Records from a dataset
****************
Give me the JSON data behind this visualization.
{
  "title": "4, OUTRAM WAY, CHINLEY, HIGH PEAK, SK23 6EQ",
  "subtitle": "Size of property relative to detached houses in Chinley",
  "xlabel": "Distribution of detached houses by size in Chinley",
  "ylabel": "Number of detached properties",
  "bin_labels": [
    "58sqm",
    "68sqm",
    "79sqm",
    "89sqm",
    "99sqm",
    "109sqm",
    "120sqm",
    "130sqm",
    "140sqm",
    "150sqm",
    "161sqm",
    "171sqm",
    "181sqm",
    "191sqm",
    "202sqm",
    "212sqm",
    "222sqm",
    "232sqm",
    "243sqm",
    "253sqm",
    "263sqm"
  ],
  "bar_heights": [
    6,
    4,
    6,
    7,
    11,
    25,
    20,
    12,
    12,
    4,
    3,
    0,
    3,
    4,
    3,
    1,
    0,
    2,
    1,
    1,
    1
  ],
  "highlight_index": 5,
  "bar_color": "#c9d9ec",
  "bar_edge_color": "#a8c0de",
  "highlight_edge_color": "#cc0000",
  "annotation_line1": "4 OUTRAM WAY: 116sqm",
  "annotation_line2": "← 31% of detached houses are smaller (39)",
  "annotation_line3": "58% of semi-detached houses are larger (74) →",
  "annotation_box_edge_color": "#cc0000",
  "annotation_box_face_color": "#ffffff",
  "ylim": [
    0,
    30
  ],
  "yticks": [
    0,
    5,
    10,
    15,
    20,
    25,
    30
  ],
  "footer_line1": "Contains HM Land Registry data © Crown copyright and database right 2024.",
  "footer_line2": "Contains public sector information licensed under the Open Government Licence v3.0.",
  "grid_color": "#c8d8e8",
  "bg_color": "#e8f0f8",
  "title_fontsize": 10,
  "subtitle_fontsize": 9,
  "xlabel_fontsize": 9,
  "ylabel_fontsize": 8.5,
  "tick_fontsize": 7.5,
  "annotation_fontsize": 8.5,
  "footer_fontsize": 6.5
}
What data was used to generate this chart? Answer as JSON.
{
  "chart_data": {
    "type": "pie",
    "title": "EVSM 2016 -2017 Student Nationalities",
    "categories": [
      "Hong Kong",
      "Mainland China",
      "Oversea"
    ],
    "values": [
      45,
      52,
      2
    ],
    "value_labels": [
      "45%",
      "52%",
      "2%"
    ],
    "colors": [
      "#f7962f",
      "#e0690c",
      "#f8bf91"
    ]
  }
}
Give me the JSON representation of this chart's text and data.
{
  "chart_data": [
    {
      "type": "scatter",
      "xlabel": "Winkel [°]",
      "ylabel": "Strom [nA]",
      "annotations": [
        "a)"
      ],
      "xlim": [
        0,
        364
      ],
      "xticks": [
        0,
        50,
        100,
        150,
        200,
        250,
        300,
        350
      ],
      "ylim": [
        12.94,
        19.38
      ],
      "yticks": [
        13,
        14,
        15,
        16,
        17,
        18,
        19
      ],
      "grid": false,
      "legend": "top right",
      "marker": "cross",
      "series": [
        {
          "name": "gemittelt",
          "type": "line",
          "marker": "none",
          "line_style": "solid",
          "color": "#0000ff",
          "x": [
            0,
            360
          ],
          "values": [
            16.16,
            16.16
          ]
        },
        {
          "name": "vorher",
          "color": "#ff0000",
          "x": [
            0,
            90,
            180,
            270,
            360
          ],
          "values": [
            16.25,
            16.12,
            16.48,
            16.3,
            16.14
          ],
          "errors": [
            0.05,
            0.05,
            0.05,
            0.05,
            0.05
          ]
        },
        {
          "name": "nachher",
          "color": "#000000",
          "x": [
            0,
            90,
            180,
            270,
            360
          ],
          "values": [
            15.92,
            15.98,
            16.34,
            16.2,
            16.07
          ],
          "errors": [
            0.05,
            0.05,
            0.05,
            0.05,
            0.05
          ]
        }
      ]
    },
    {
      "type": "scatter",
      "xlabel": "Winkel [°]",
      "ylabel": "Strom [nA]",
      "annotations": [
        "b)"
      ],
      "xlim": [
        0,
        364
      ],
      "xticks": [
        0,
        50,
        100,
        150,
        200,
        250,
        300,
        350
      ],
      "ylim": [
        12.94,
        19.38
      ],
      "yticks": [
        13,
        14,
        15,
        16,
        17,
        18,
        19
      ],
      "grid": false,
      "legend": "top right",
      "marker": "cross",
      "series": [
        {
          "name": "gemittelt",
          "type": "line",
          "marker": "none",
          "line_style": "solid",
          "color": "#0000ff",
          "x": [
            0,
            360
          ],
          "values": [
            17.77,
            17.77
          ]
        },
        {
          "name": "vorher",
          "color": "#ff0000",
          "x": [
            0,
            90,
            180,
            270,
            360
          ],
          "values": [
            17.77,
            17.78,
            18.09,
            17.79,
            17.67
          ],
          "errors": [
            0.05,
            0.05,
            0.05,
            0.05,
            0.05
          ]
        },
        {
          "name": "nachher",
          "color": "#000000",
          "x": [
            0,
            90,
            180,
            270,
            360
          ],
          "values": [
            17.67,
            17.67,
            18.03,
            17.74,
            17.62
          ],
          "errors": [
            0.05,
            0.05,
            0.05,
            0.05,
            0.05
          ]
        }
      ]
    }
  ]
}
****************
#### [TASK STATEMENT]
Search the data for "Give". Copy every matching line.

#### [ANSWER TO THE PROBLEM]
Give me the JSON data behind this visualization.
Give me the JSON representation of this chart's text and data.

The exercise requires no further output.